▶ Given problem
Tally the lines that contain the string "label" and state that total without comment.

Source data
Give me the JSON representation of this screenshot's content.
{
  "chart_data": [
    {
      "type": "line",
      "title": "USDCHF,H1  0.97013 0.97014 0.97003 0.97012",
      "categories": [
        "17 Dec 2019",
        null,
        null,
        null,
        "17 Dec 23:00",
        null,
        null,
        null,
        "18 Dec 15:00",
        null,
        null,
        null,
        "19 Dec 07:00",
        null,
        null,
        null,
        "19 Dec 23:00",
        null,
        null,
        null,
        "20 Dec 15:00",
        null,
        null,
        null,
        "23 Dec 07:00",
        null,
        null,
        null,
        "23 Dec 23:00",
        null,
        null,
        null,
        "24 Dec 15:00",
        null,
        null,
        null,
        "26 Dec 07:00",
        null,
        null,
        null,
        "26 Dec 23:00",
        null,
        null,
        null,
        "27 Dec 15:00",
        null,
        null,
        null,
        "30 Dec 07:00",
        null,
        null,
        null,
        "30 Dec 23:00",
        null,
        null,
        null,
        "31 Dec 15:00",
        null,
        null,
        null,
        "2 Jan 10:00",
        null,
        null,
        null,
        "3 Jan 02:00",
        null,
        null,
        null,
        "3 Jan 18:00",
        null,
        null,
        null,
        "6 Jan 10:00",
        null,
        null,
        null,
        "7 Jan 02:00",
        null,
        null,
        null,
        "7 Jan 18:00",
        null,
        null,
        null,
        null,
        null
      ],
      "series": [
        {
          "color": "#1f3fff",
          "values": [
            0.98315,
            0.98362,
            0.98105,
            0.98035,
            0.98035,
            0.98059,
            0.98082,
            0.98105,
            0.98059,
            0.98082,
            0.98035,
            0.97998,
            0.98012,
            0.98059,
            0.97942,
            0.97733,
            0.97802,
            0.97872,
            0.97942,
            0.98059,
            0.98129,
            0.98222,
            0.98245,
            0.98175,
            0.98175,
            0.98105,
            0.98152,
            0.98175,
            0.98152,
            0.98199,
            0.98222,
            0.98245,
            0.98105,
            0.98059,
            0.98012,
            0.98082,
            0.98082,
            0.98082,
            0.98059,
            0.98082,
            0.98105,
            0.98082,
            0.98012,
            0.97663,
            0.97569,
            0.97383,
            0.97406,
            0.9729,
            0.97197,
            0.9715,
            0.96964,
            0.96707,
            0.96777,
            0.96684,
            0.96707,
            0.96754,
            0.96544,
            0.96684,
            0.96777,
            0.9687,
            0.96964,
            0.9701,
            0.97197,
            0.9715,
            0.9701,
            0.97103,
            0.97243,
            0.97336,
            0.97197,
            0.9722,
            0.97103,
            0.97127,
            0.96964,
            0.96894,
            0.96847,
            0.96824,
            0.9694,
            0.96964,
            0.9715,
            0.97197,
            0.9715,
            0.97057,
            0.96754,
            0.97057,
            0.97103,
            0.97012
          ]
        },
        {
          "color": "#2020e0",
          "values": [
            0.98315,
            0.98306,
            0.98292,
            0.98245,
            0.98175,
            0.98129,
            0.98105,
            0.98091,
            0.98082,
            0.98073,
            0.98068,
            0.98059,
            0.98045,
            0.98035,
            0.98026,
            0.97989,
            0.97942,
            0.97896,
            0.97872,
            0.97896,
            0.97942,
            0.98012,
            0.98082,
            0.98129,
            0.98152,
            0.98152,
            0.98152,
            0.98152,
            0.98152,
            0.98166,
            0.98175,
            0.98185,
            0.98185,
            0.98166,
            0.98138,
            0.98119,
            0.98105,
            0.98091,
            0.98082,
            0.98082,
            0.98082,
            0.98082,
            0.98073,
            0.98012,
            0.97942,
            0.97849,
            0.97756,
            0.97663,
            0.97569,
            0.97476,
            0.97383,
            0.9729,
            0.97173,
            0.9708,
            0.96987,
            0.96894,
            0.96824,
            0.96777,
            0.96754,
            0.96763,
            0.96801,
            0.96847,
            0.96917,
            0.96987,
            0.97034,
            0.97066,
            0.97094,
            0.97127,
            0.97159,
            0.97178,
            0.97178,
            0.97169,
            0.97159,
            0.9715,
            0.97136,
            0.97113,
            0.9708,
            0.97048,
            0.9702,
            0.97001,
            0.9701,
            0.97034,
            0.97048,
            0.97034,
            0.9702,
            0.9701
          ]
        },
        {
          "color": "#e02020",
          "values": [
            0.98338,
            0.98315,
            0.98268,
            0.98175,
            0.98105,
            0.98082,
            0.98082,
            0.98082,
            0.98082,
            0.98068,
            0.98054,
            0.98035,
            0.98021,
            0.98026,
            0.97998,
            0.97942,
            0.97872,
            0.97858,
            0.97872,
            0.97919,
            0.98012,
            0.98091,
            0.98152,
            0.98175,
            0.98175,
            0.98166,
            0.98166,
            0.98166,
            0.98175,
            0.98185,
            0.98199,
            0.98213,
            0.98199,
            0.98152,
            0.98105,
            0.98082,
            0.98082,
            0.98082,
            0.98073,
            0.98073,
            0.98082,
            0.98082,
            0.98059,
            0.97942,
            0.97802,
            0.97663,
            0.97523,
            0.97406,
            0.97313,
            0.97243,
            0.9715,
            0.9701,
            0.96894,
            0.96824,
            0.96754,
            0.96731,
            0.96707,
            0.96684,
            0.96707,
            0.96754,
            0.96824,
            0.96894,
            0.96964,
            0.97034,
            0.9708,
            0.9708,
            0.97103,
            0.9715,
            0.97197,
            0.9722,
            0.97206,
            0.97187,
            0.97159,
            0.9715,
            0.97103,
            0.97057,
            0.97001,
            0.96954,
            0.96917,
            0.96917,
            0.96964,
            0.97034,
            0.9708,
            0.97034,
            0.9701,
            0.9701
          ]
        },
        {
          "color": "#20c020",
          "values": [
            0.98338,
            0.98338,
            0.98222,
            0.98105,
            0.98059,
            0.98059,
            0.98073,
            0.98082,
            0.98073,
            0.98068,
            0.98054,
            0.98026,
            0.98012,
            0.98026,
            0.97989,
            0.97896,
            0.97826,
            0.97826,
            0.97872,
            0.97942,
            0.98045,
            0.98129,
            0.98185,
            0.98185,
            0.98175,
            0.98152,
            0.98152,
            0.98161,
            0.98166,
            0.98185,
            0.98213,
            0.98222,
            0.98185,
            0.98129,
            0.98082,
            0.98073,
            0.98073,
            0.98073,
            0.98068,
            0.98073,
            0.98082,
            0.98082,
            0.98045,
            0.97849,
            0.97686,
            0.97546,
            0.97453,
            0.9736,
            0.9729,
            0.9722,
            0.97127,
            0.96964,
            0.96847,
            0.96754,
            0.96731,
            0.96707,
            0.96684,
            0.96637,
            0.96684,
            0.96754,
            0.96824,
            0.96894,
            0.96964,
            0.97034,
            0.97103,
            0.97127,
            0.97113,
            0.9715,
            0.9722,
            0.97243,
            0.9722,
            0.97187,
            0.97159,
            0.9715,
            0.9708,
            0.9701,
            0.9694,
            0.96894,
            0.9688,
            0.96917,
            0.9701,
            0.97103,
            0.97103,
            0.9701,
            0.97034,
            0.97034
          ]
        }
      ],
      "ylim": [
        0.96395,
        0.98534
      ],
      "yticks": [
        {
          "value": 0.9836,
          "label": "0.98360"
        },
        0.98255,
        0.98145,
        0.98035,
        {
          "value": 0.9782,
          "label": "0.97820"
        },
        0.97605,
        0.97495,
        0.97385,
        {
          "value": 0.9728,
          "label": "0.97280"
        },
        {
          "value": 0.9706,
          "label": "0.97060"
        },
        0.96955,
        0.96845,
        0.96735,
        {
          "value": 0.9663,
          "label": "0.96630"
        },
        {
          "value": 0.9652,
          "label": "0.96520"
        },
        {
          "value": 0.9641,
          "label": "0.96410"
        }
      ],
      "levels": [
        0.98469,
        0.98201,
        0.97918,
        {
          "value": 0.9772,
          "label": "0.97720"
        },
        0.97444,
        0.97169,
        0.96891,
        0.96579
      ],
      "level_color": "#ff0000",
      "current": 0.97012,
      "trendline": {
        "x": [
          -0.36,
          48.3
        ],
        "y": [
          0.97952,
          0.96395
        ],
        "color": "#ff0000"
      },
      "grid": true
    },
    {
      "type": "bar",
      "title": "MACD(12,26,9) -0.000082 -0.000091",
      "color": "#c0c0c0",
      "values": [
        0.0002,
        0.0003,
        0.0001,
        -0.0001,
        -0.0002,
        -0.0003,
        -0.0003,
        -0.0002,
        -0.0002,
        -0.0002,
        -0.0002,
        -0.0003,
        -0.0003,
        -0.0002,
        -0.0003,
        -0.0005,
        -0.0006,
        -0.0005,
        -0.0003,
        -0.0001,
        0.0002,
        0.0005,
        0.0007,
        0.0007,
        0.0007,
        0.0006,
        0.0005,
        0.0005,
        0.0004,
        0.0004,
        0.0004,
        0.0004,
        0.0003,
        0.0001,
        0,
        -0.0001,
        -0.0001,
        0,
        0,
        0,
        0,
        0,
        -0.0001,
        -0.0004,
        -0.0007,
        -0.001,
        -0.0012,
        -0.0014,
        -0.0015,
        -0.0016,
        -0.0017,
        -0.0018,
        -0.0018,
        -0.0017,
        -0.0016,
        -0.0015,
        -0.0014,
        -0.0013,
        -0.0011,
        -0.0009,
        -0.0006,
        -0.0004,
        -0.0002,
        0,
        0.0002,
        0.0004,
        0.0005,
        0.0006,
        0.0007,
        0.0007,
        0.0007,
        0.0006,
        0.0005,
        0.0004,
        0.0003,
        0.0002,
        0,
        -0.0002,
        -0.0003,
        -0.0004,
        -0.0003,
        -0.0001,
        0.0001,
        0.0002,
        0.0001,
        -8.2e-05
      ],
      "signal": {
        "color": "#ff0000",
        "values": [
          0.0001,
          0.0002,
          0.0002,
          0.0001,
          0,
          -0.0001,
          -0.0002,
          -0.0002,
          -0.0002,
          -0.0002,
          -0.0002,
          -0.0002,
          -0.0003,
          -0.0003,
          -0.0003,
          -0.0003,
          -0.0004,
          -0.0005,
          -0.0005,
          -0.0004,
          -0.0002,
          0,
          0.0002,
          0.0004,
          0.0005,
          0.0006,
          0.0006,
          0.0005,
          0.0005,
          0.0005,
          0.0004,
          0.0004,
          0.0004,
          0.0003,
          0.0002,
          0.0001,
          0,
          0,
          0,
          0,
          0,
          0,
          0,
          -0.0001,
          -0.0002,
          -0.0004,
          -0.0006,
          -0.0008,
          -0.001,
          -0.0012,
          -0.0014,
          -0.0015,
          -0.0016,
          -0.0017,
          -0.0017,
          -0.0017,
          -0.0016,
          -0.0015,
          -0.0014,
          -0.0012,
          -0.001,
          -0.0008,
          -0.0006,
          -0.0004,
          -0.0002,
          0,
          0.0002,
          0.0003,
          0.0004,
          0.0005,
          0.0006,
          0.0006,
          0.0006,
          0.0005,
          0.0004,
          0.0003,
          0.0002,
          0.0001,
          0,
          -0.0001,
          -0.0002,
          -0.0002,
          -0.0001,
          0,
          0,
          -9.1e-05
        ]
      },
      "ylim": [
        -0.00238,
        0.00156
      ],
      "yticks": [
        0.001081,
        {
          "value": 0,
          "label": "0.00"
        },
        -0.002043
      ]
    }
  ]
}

▶ Exercise result
9